- _WHAT YOU NEED TO DO_
Identify every line in the records below that contains the word "liệu", and reproduce each one.

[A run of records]
=====
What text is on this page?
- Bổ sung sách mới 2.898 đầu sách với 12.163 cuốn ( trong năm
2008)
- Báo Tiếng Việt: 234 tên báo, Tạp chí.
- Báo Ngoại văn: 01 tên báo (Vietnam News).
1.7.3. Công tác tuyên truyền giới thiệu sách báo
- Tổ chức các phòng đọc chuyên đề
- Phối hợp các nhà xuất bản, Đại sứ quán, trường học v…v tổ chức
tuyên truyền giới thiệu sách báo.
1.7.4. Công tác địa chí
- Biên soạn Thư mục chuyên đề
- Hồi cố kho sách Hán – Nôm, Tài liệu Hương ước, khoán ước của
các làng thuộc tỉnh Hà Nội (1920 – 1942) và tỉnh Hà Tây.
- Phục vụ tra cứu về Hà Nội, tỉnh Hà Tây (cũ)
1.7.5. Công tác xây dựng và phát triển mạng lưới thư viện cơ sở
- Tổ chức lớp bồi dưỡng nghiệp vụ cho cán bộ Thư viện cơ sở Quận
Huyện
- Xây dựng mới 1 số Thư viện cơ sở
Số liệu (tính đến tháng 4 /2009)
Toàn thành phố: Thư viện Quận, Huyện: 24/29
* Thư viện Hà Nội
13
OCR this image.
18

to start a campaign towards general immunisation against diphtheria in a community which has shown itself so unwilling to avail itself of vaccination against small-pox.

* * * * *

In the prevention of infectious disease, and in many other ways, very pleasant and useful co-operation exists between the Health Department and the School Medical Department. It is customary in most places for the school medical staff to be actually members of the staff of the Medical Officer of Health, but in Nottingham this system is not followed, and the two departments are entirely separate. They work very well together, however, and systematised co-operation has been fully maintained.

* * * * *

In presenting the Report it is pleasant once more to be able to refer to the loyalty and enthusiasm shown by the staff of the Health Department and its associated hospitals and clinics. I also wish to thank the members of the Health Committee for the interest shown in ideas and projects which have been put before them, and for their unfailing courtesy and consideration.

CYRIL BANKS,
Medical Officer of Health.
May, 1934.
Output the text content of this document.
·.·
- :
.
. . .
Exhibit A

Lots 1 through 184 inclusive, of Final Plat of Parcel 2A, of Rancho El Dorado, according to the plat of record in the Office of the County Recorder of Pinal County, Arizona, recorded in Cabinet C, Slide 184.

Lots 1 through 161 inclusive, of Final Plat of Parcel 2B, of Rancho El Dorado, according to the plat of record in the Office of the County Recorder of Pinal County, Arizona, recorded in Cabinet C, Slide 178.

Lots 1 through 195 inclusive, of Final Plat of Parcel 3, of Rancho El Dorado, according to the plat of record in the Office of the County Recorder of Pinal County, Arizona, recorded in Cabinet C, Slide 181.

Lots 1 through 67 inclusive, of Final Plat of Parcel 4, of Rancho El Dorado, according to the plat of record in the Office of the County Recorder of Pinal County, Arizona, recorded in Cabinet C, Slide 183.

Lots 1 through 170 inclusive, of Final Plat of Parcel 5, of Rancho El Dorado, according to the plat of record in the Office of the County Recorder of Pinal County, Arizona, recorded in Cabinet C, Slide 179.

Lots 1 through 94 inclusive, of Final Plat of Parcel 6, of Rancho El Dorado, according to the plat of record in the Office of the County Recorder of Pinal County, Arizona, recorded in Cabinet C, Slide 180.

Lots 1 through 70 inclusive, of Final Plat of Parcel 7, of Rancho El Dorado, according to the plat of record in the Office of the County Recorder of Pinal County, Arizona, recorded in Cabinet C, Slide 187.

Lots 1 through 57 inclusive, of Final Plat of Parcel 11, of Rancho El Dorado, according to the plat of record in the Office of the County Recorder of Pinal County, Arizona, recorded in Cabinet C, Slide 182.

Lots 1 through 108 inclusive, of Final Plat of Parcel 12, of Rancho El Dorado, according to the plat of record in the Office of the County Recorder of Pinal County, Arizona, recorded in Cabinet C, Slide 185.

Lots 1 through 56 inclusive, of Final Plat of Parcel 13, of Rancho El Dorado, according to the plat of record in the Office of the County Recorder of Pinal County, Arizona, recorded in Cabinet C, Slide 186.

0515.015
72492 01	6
=====
- _SOLUTION TO THIS TASK_
- Hồi cố kho sách Hán – Nôm, Tài liệu Hương ước, khoán ước của
Số liệu (tính đến tháng 4 /2009)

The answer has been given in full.